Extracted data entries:
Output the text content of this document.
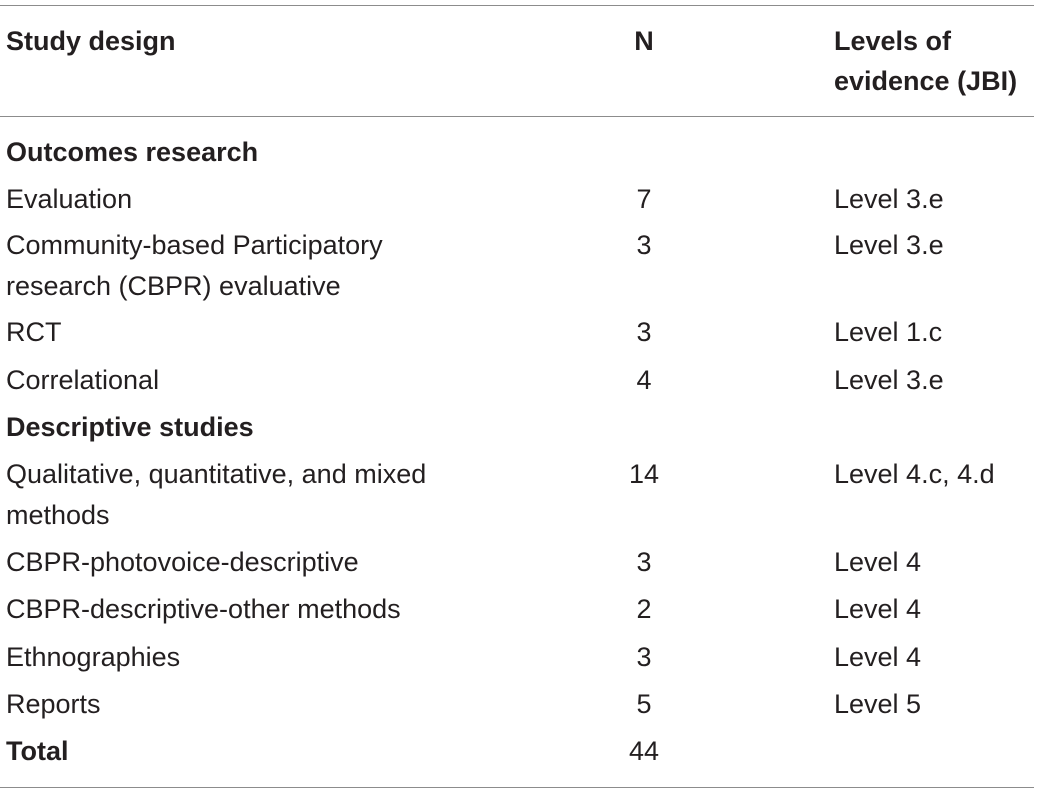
Study design	N	Levels of
evidence (JBI)
Outcomes research
Evaluation	7	Level 3.e
Community-based Participatory
research (CBPR) evaluative
3	Level 3.e
RCT	3	Level 1.c
Correlational	4	Level 3.e
Descriptive studies
Qualitative, quantitative, and mixed
methods
14	Level 4.c, 4.d
CBPR-photovoice-descriptive	3	Level 4
CBPR-descriptive-other methods	2	Level 4
Ethnographies	3	Level 4
Reports	5	Level 5
Total	44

The task — Each entry must be retyped word for word, with every image omitted.

Exercise output —
Output the text content of this document.
Study design	N	Levels of
evidence (JBI)
Outcomes research
Evaluation	7	Level 3.e
Community-based Participatory
research (CBPR) evaluative
3	Level 3.e
RCT	3	Level 1.c
Correlational	4	Level 3.e
Descriptive studies
Qualitative, quantitative, and mixed
methods
14	Level 4.c, 4.d
CBPR-photovoice-descriptive	3	Level 4
CBPR-descriptive-other methods	2	Level 4
Ethnographies	3	Level 4
Reports	5	Level 5
Total	44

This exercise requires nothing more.